■ Records provided ■
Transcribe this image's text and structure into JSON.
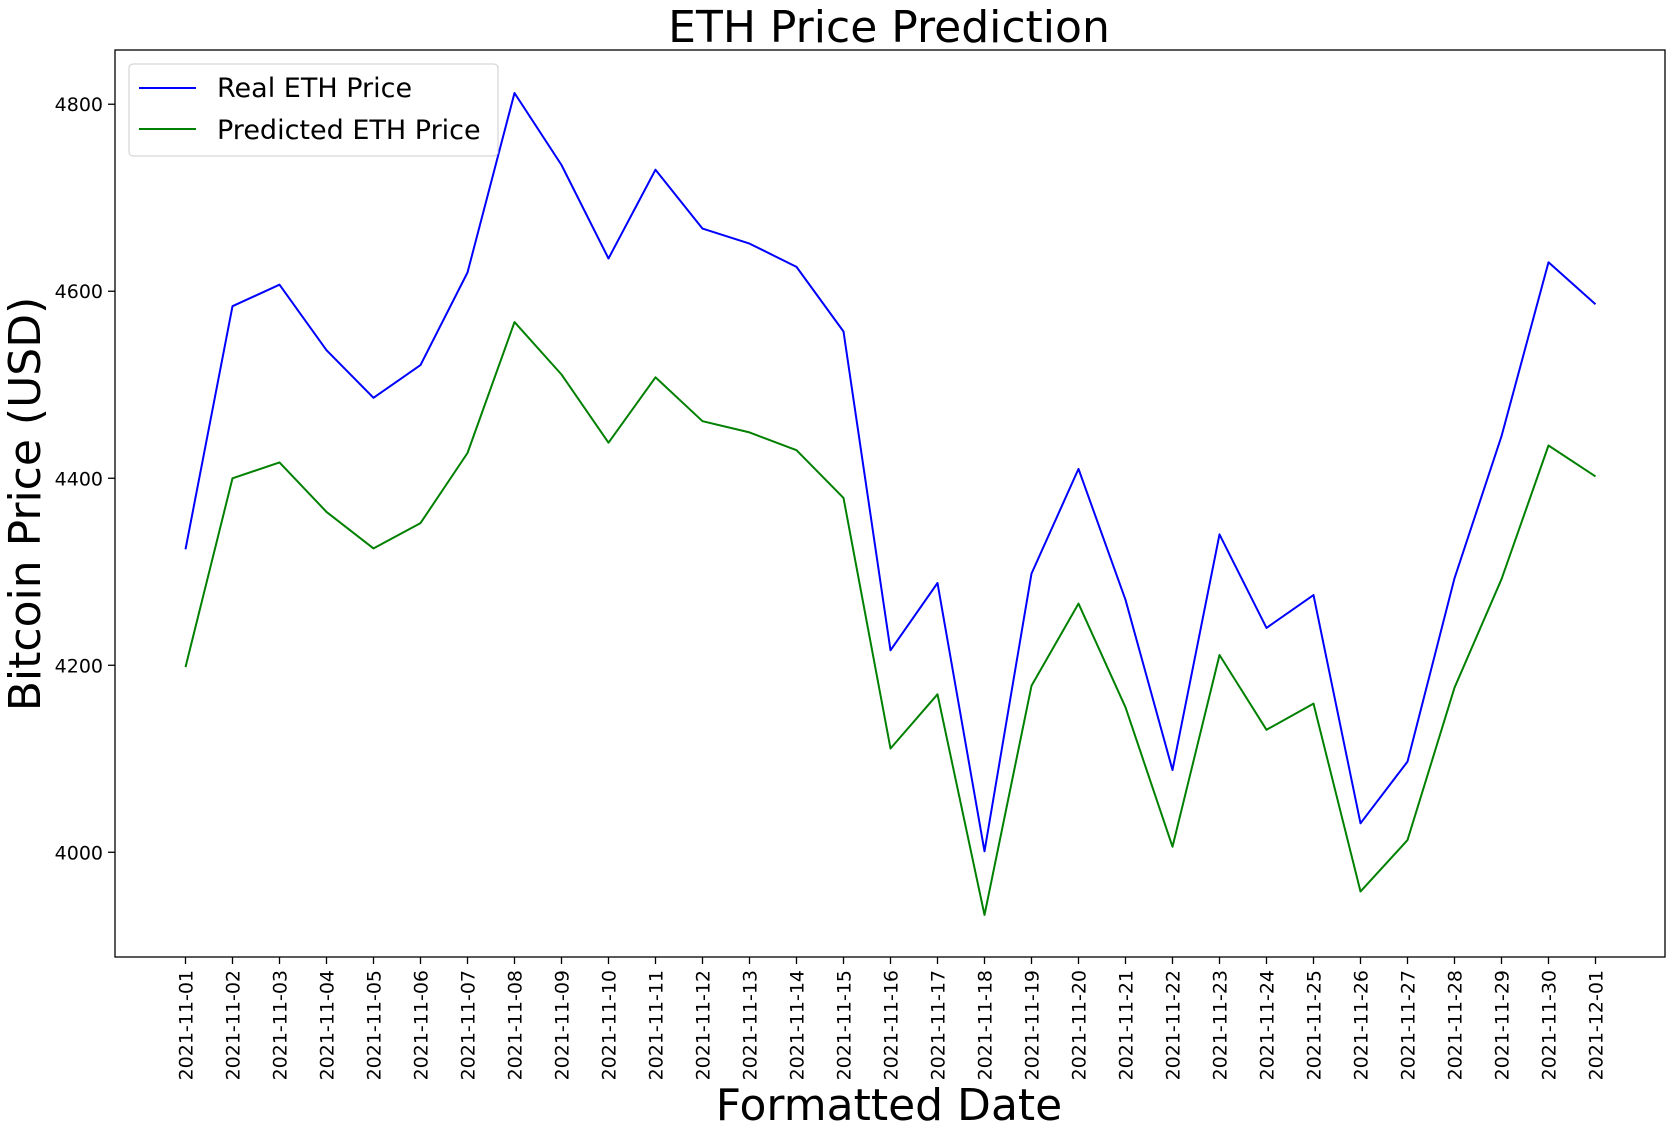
{
  "chart_data": {
    "type": "line",
    "title": "ETH Price Prediction",
    "xlabel": "Formatted Date",
    "ylabel": "Bitcoin Price (USD)",
    "x": [
      "2021-11-01",
      "2021-11-02",
      "2021-11-03",
      "2021-11-04",
      "2021-11-05",
      "2021-11-06",
      "2021-11-07",
      "2021-11-08",
      "2021-11-09",
      "2021-11-10",
      "2021-11-11",
      "2021-11-12",
      "2021-11-13",
      "2021-11-14",
      "2021-11-15",
      "2021-11-16",
      "2021-11-17",
      "2021-11-18",
      "2021-11-19",
      "2021-11-20",
      "2021-11-21",
      "2021-11-22",
      "2021-11-23",
      "2021-11-24",
      "2021-11-25",
      "2021-11-26",
      "2021-11-27",
      "2021-11-28",
      "2021-11-29",
      "2021-11-30",
      "2021-12-01"
    ],
    "ylim": [
      3888,
      4858
    ],
    "yticks": [
      4000,
      4200,
      4400,
      4600,
      4800
    ],
    "legend_position": "top-left",
    "grid": false,
    "series": [
      {
        "name": "Real ETH Price",
        "color": "#0000ff",
        "values": [
          4324,
          4584,
          4607,
          4537,
          4486,
          4521,
          4620,
          4812,
          4735,
          4635,
          4730,
          4667,
          4651,
          4626,
          4557,
          4216,
          4288,
          4001,
          4298,
          4410,
          4270,
          4088,
          4340,
          4240,
          4275,
          4031,
          4097,
          4293,
          4445,
          4631,
          4586
        ]
      },
      {
        "name": "Predicted ETH Price",
        "color": "#008000",
        "values": [
          4198,
          4400,
          4417,
          4364,
          4325,
          4352,
          4427,
          4567,
          4511,
          4438,
          4508,
          4461,
          4449,
          4430,
          4379,
          4111,
          4169,
          3933,
          4178,
          4266,
          4155,
          4006,
          4211,
          4131,
          4159,
          3958,
          4013,
          4176,
          4292,
          4435,
          4402
        ]
      }
    ]
  }
}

■ What you have to do ■
Reply with nothing except the number of lines in the listing above that include "Price".

■ Response ■
4